* **WHAT NEEDS TO BE DONE**: Repeat only the lines below from the one that contains "Decode this image" through the final line, exactly. Omit pictures.
▼
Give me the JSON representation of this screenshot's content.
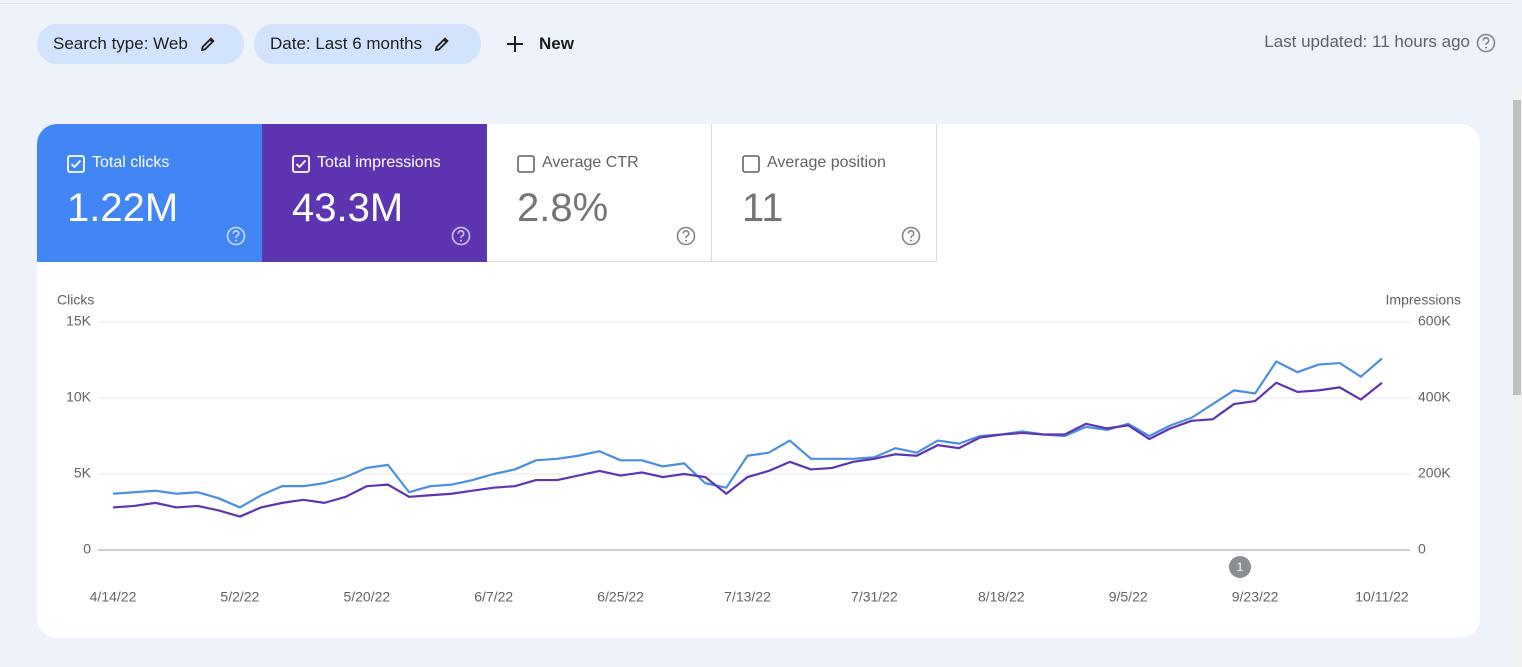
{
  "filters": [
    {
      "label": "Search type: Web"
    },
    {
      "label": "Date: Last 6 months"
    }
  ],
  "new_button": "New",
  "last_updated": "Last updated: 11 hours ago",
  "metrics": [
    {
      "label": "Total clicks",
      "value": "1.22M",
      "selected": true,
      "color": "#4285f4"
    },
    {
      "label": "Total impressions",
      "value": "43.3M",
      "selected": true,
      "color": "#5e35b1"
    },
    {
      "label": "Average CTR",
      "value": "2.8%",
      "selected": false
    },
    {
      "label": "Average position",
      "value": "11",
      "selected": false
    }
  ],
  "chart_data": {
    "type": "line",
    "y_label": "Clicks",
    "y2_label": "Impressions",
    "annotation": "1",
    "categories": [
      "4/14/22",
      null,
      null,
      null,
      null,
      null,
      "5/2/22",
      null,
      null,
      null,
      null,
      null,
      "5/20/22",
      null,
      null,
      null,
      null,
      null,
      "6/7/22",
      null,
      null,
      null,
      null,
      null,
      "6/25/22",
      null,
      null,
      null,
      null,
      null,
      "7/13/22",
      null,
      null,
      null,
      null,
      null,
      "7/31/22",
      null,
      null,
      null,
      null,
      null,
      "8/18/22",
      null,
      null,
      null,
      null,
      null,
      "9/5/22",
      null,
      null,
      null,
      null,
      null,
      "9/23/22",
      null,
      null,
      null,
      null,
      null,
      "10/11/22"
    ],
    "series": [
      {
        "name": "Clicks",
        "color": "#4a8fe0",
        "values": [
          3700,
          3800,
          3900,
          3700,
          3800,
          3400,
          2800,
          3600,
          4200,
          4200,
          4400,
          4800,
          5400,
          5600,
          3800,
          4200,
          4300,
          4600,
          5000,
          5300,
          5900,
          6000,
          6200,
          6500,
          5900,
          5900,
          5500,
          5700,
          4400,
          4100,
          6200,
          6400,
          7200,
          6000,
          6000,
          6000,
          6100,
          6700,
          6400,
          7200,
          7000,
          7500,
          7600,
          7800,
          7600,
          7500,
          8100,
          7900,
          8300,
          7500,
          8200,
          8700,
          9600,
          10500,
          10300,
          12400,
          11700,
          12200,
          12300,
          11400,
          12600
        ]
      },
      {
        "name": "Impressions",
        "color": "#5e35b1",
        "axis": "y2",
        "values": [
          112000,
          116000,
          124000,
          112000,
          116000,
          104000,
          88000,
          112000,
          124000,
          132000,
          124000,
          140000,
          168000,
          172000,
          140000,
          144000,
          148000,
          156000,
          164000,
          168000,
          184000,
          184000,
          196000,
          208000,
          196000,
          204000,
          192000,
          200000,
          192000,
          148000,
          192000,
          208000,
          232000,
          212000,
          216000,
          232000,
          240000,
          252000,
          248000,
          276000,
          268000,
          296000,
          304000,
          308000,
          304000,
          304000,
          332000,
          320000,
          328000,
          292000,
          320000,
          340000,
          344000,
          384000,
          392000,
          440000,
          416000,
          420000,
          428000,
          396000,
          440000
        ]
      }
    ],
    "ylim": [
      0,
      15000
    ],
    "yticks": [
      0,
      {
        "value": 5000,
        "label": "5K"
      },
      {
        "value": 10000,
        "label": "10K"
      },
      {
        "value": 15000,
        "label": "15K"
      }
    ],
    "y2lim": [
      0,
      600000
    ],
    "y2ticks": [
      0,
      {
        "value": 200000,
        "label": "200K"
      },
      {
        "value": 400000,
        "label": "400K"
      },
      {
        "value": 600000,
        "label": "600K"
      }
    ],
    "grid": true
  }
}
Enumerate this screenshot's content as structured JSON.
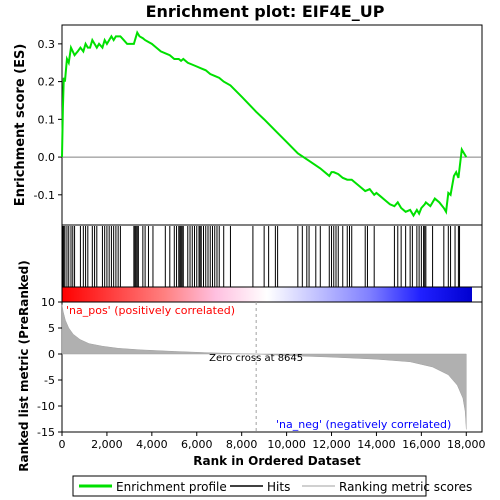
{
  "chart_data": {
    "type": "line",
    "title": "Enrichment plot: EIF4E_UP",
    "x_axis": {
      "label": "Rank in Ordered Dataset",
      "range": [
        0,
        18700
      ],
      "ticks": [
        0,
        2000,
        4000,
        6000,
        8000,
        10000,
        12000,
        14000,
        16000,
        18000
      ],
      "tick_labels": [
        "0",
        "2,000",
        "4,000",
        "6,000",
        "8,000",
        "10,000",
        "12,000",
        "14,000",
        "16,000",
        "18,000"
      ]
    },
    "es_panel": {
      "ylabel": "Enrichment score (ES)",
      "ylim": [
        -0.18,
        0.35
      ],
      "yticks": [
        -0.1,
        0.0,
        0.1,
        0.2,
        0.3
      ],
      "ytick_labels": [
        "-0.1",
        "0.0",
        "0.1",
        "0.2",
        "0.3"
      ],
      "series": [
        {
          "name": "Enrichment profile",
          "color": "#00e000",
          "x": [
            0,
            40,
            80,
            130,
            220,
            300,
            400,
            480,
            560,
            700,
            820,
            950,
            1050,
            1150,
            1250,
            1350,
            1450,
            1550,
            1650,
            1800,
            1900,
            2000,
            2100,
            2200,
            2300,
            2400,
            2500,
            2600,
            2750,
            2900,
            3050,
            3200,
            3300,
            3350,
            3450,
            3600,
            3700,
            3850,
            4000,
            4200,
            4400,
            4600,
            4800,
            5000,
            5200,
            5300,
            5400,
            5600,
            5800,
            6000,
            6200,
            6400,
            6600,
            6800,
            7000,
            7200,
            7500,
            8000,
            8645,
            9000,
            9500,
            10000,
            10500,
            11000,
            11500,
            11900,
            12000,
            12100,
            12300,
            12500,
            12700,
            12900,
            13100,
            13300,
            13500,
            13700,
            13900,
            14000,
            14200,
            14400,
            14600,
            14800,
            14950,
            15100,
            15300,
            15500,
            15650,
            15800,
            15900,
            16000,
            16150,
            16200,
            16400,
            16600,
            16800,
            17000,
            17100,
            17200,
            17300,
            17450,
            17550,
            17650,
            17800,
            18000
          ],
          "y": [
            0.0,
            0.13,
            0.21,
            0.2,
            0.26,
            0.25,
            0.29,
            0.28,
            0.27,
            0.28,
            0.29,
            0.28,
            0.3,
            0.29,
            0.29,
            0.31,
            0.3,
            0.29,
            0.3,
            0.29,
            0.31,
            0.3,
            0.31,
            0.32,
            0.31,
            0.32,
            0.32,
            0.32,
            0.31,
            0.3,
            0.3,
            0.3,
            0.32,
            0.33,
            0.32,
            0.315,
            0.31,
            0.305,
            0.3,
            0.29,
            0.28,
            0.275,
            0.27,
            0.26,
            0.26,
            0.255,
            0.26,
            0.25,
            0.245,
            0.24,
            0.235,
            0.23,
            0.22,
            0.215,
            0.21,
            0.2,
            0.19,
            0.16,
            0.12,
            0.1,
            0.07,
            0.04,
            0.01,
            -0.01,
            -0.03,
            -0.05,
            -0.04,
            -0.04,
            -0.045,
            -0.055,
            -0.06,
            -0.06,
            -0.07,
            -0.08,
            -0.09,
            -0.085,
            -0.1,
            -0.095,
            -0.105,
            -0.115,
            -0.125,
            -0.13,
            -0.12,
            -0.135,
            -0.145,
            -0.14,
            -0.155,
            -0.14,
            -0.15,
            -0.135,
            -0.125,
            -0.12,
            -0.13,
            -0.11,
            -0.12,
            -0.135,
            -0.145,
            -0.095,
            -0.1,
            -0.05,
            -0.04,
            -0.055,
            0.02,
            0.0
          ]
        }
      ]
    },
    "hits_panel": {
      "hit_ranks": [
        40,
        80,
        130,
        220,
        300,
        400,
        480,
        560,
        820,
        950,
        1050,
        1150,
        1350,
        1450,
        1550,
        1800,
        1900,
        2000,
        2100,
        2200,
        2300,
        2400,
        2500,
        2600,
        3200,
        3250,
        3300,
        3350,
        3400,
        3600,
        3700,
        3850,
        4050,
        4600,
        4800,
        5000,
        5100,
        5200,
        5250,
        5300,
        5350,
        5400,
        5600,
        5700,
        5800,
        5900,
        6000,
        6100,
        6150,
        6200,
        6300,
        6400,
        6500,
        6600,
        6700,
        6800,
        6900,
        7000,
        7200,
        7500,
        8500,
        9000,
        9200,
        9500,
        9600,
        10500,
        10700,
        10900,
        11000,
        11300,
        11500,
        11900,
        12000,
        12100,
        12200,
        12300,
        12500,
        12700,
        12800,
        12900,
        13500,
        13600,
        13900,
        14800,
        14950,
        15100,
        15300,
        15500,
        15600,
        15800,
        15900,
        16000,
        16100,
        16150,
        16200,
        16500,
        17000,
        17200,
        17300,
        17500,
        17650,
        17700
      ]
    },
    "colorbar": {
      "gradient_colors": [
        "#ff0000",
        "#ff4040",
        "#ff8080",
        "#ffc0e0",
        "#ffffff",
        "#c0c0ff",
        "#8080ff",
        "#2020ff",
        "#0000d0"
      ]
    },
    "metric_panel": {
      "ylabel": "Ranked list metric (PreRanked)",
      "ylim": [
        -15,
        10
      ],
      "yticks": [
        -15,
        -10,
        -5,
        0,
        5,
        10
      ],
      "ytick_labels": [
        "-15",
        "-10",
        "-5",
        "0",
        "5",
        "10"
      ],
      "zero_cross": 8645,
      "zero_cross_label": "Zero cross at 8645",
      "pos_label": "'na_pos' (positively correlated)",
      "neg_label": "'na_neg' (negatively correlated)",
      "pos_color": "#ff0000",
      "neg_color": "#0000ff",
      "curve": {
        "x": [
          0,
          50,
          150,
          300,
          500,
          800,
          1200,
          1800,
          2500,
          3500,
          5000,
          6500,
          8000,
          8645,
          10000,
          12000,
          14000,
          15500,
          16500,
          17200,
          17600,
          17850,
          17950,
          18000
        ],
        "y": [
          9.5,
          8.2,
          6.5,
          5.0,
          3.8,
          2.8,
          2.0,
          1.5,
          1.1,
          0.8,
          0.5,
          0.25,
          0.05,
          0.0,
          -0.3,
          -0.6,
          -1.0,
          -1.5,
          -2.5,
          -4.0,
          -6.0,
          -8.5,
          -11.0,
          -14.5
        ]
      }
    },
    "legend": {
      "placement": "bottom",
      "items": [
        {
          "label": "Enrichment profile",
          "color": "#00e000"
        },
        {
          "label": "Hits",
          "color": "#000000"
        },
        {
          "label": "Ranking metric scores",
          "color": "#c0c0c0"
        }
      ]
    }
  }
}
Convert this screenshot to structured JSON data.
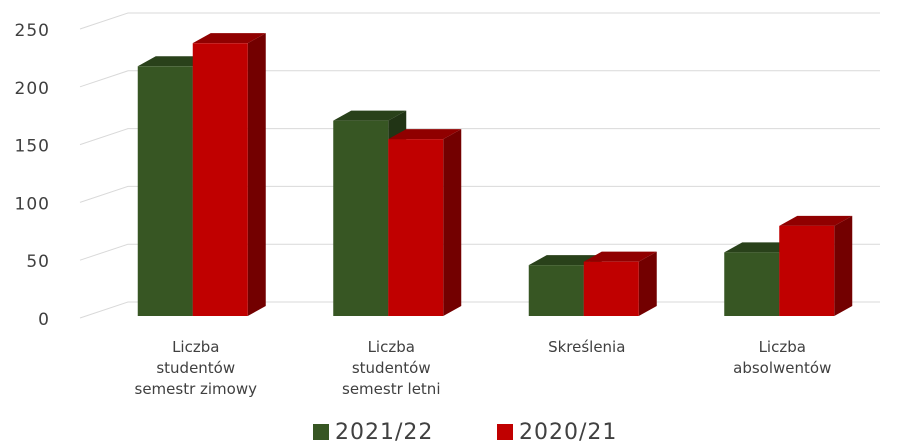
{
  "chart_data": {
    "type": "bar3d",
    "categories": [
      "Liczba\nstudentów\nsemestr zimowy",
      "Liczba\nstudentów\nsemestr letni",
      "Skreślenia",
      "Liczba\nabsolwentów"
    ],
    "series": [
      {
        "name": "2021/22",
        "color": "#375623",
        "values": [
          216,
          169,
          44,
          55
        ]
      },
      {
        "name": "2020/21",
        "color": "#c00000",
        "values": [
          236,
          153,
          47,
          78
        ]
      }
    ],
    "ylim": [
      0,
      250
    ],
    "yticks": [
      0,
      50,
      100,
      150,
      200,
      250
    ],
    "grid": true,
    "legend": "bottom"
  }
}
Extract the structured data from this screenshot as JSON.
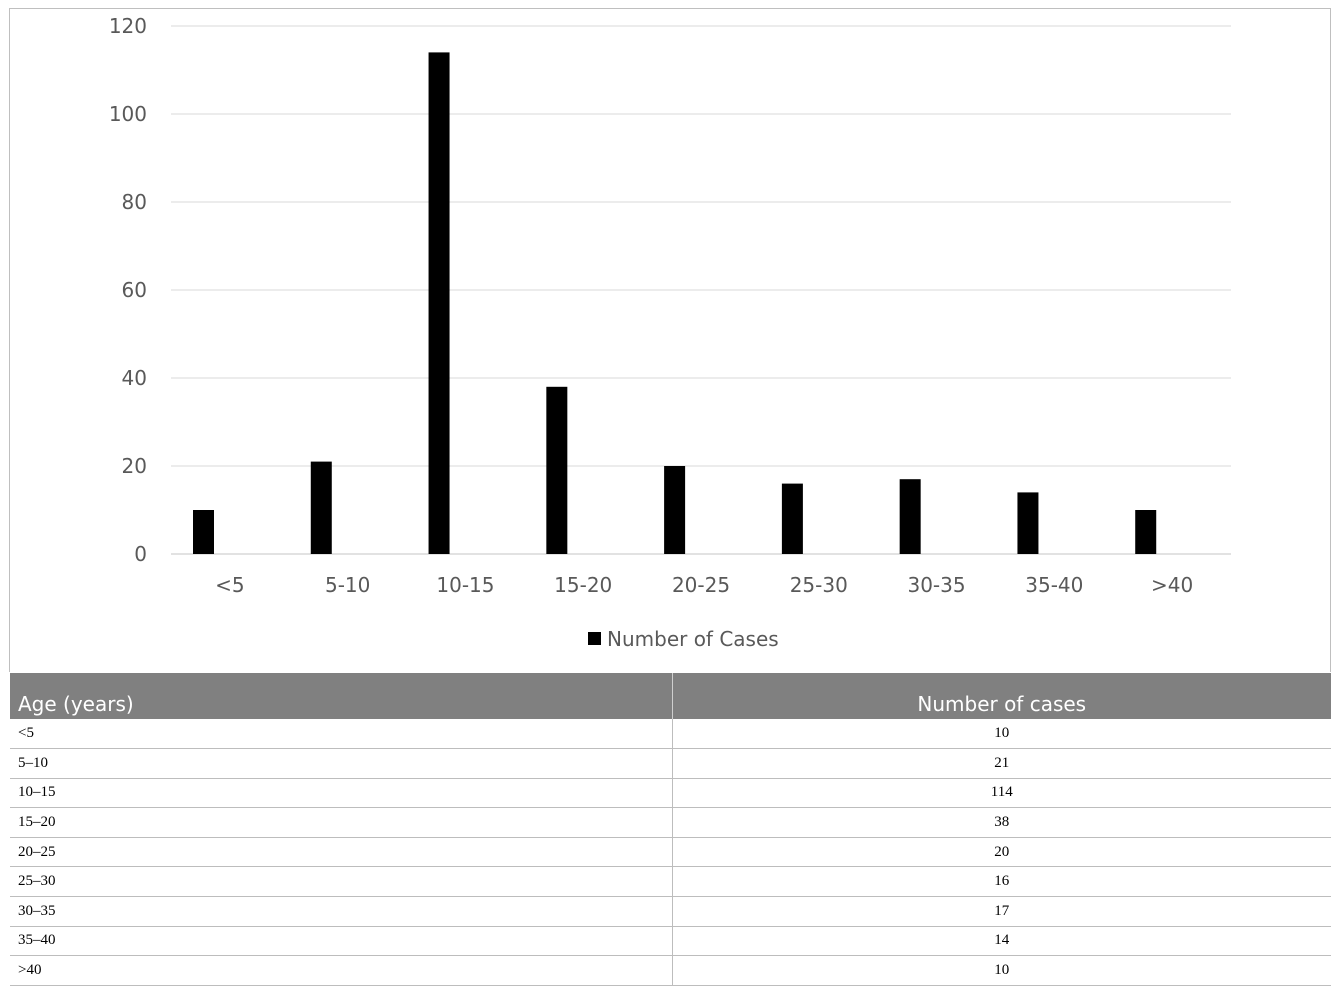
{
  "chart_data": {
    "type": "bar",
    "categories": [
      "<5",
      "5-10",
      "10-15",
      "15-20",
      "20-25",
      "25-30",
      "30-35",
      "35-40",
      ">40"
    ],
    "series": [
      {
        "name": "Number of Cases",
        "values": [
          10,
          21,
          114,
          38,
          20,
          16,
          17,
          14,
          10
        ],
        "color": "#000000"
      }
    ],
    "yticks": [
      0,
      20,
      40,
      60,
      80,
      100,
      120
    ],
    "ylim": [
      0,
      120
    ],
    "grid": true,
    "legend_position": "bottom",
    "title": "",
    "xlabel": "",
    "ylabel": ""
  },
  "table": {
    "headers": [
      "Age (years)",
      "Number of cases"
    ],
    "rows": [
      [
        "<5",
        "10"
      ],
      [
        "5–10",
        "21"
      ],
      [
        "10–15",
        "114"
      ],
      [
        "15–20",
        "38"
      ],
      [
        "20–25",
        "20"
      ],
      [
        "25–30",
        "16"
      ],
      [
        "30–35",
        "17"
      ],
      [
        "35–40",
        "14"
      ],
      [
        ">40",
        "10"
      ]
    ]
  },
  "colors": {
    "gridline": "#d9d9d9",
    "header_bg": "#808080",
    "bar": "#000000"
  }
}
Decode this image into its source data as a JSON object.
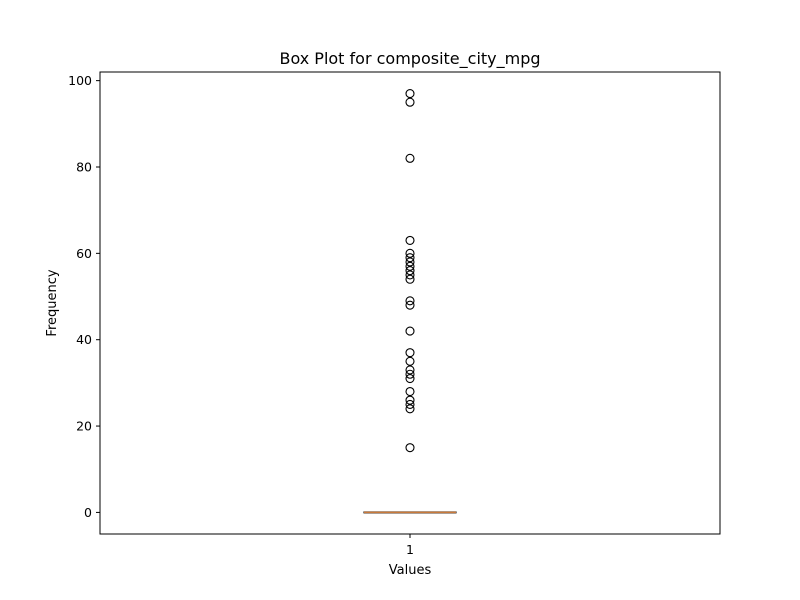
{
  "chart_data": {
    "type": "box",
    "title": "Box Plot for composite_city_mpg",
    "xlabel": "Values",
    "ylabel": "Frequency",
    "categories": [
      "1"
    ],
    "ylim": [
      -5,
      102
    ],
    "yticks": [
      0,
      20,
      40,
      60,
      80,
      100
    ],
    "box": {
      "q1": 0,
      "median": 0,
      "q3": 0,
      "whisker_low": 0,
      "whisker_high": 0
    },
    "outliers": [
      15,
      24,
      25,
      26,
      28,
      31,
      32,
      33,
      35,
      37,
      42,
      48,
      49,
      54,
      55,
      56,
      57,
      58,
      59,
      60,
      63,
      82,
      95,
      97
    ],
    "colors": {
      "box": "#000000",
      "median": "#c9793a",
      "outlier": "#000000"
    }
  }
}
▲
* **EXERCISE RESULT**:
Decode this image into its source data as a JSON object.
{
  "chart_data": {
    "type": "box",
    "title": "Box Plot for composite_city_mpg",
    "xlabel": "Values",
    "ylabel": "Frequency",
    "categories": [
      "1"
    ],
    "ylim": [
      -5,
      102
    ],
    "yticks": [
      0,
      20,
      40,
      60,
      80,
      100
    ],
    "box": {
      "q1": 0,
      "median": 0,
      "q3": 0,
      "whisker_low": 0,
      "whisker_high": 0
    },
    "outliers": [
      15,
      24,
      25,
      26,
      28,
      31,
      32,
      33,
      35,
      37,
      42,
      48,
      49,
      54,
      55,
      56,
      57,
      58,
      59,
      60,
      63,
      82,
      95,
      97
    ],
    "colors": {
      "box": "#000000",
      "median": "#c9793a",
      "outlier": "#000000"
    }
  }
}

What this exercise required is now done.